╭─ Data shown

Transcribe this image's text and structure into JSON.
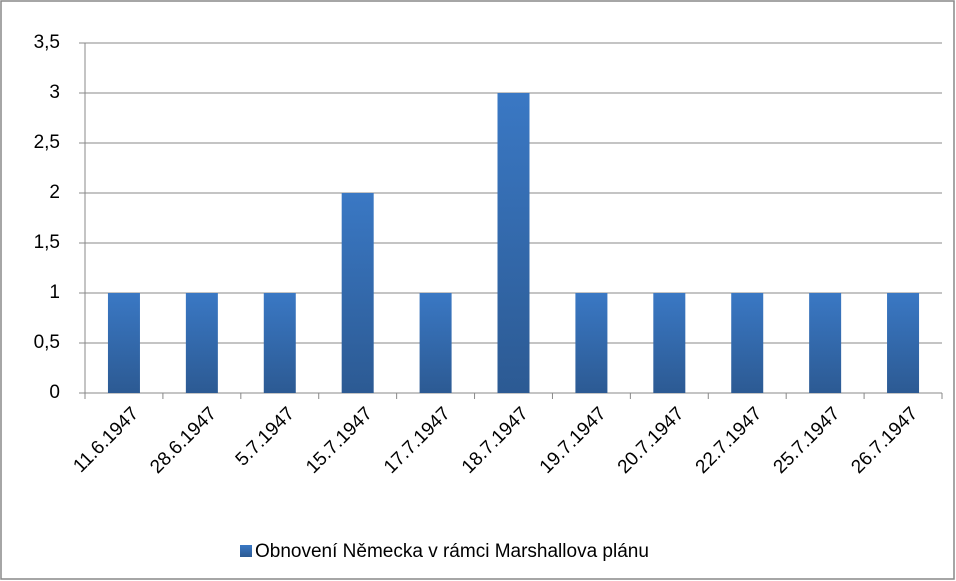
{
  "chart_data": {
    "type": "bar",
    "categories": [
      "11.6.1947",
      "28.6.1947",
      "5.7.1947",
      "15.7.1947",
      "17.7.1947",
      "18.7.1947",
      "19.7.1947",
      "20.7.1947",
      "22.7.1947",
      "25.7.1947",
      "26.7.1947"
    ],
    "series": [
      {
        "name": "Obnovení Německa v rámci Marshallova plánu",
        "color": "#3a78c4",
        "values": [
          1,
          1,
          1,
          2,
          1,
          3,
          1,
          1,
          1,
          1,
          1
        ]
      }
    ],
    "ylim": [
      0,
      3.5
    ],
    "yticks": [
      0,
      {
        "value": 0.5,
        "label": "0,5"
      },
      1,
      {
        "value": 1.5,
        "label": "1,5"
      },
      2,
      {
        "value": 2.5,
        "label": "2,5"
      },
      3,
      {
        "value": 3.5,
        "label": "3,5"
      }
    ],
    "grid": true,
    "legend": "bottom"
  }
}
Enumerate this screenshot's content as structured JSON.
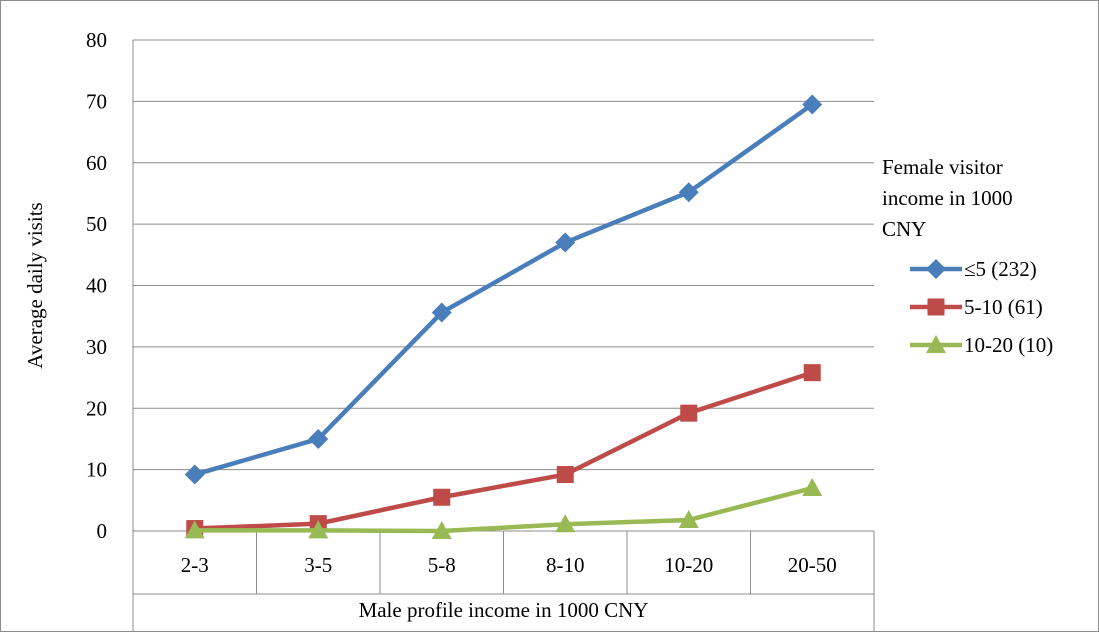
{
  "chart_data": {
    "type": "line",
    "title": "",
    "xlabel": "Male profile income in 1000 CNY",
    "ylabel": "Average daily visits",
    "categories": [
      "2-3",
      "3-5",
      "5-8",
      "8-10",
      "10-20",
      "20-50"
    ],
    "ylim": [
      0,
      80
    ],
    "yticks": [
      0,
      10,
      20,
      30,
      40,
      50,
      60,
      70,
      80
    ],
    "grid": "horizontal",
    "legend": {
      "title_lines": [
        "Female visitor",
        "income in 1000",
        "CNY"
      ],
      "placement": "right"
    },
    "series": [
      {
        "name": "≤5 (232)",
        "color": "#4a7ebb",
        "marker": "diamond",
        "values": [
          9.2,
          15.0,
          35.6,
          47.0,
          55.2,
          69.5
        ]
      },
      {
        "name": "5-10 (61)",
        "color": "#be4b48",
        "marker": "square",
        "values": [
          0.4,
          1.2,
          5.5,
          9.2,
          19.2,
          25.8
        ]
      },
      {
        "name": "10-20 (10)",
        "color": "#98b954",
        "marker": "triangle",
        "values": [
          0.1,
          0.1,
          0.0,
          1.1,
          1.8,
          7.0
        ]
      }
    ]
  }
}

╰─

- _Request_: Reproduce the entries above exactly. Do not include the images.

- _Response to this task_:
Transcribe this image's text and structure into JSON.
{
  "chart_data": {
    "type": "bar",
    "categories": [
      "11.6.1947",
      "28.6.1947",
      "5.7.1947",
      "15.7.1947",
      "17.7.1947",
      "18.7.1947",
      "19.7.1947",
      "20.7.1947",
      "22.7.1947",
      "25.7.1947",
      "26.7.1947"
    ],
    "series": [
      {
        "name": "Obnovení Německa v rámci Marshallova plánu",
        "color": "#3a78c4",
        "values": [
          1,
          1,
          1,
          2,
          1,
          3,
          1,
          1,
          1,
          1,
          1
        ]
      }
    ],
    "ylim": [
      0,
      3.5
    ],
    "yticks": [
      0,
      {
        "value": 0.5,
        "label": "0,5"
      },
      1,
      {
        "value": 1.5,
        "label": "1,5"
      },
      2,
      {
        "value": 2.5,
        "label": "2,5"
      },
      3,
      {
        "value": 3.5,
        "label": "3,5"
      }
    ],
    "grid": true,
    "legend": "bottom"
  }
}
Enumerate this screenshot's content as structured JSON.
{
  "chart_data": {
    "type": "line",
    "title": "",
    "xlabel": "Male profile income in 1000 CNY",
    "ylabel": "Average daily visits",
    "categories": [
      "2-3",
      "3-5",
      "5-8",
      "8-10",
      "10-20",
      "20-50"
    ],
    "ylim": [
      0,
      80
    ],
    "yticks": [
      0,
      10,
      20,
      30,
      40,
      50,
      60,
      70,
      80
    ],
    "grid": "horizontal",
    "legend": {
      "title_lines": [
        "Female visitor",
        "income in 1000",
        "CNY"
      ],
      "placement": "right"
    },
    "series": [
      {
        "name": "≤5 (232)",
        "color": "#4a7ebb",
        "marker": "diamond",
        "values": [
          9.2,
          15.0,
          35.6,
          47.0,
          55.2,
          69.5
        ]
      },
      {
        "name": "5-10 (61)",
        "color": "#be4b48",
        "marker": "square",
        "values": [
          0.4,
          1.2,
          5.5,
          9.2,
          19.2,
          25.8
        ]
      },
      {
        "name": "10-20 (10)",
        "color": "#98b954",
        "marker": "triangle",
        "values": [
          0.1,
          0.1,
          0.0,
          1.1,
          1.8,
          7.0
        ]
      }
    ]
  }
}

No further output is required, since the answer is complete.